**** Data excerpts

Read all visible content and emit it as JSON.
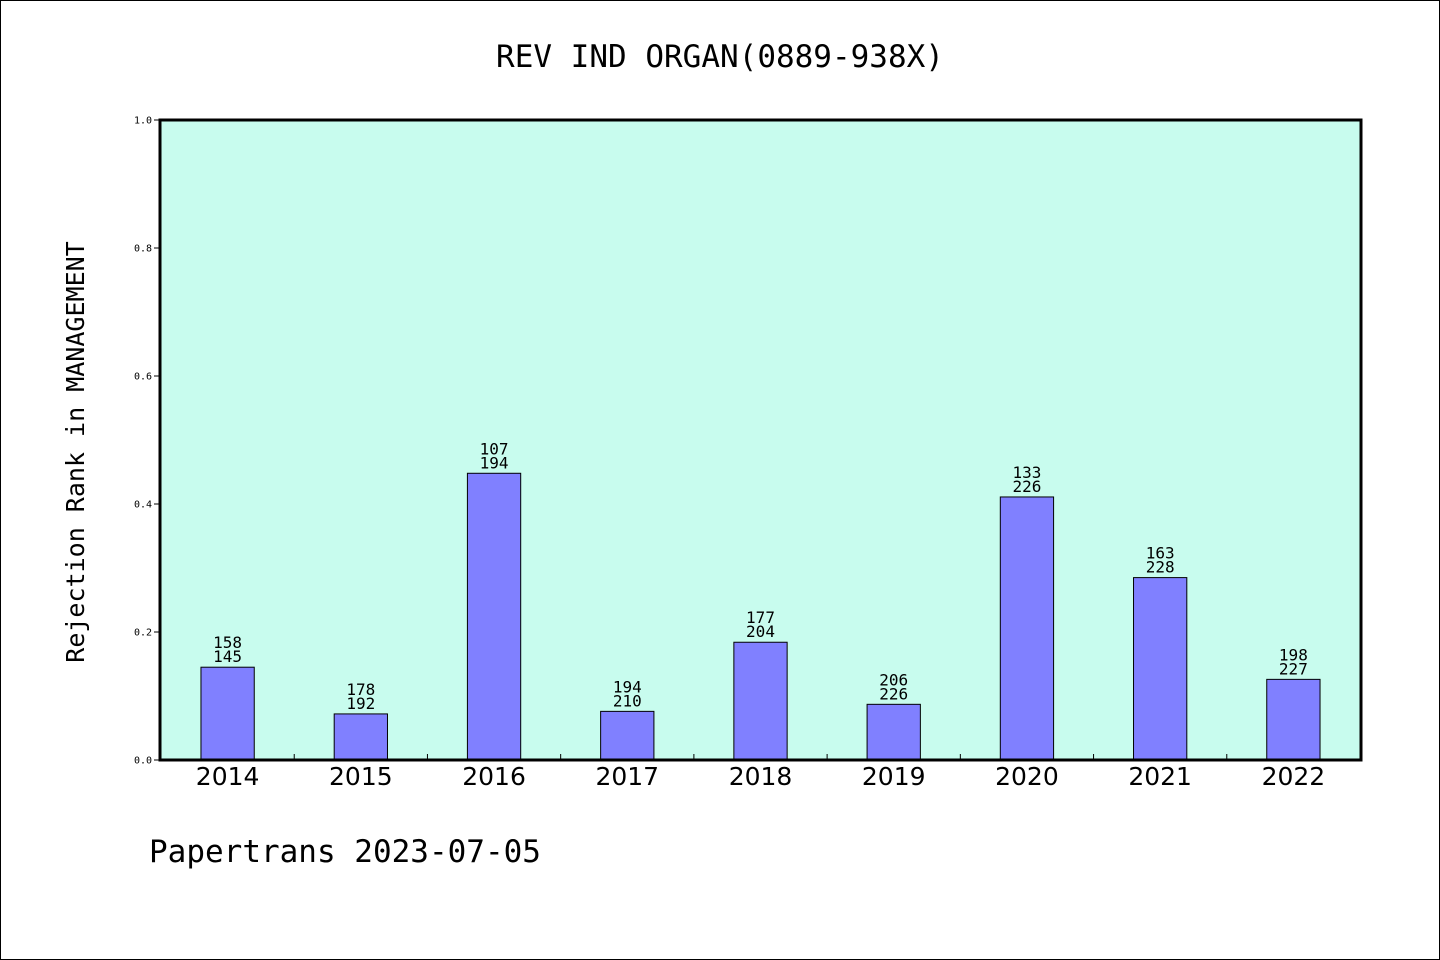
{
  "chart_data": {
    "type": "bar",
    "title": "REV IND ORGAN(0889-938X)",
    "xlabel": "",
    "ylabel": "Rejection Rank in MANAGEMENT",
    "ylim": [
      0,
      1.0
    ],
    "yticks": [
      "0.0",
      "0.2",
      "0.4",
      "0.6",
      "0.8",
      "1.0"
    ],
    "categories": [
      "2014",
      "2015",
      "2016",
      "2017",
      "2018",
      "2019",
      "2020",
      "2021",
      "2022"
    ],
    "values": [
      0.145,
      0.072,
      0.448,
      0.076,
      0.184,
      0.087,
      0.411,
      0.285,
      0.126
    ],
    "bar_labels": [
      [
        "158",
        "145"
      ],
      [
        "178",
        "192"
      ],
      [
        "107",
        "194"
      ],
      [
        "194",
        "210"
      ],
      [
        "177",
        "204"
      ],
      [
        "206",
        "226"
      ],
      [
        "133",
        "226"
      ],
      [
        "163",
        "228"
      ],
      [
        "198",
        "227"
      ]
    ],
    "grid": false,
    "legend": "none",
    "colors": {
      "plot_background": "#c8fcee",
      "bar_fill": "#8080ff",
      "bar_edge": "#000000"
    }
  },
  "footer": {
    "text": "Papertrans 2023-07-05"
  }
}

********

**Task to carry out:**
Leave out the pictures and print each record exactly as it stands.

**Written response:**
Read all visible content and emit it as JSON.
{
  "chart_data": {
    "type": "bar",
    "title": "REV IND ORGAN(0889-938X)",
    "xlabel": "",
    "ylabel": "Rejection Rank in MANAGEMENT",
    "ylim": [
      0,
      1.0
    ],
    "yticks": [
      "0.0",
      "0.2",
      "0.4",
      "0.6",
      "0.8",
      "1.0"
    ],
    "categories": [
      "2014",
      "2015",
      "2016",
      "2017",
      "2018",
      "2019",
      "2020",
      "2021",
      "2022"
    ],
    "values": [
      0.145,
      0.072,
      0.448,
      0.076,
      0.184,
      0.087,
      0.411,
      0.285,
      0.126
    ],
    "bar_labels": [
      [
        "158",
        "145"
      ],
      [
        "178",
        "192"
      ],
      [
        "107",
        "194"
      ],
      [
        "194",
        "210"
      ],
      [
        "177",
        "204"
      ],
      [
        "206",
        "226"
      ],
      [
        "133",
        "226"
      ],
      [
        "163",
        "228"
      ],
      [
        "198",
        "227"
      ]
    ],
    "grid": false,
    "legend": "none",
    "colors": {
      "plot_background": "#c8fcee",
      "bar_fill": "#8080ff",
      "bar_edge": "#000000"
    }
  },
  "footer": {
    "text": "Papertrans 2023-07-05"
  }
}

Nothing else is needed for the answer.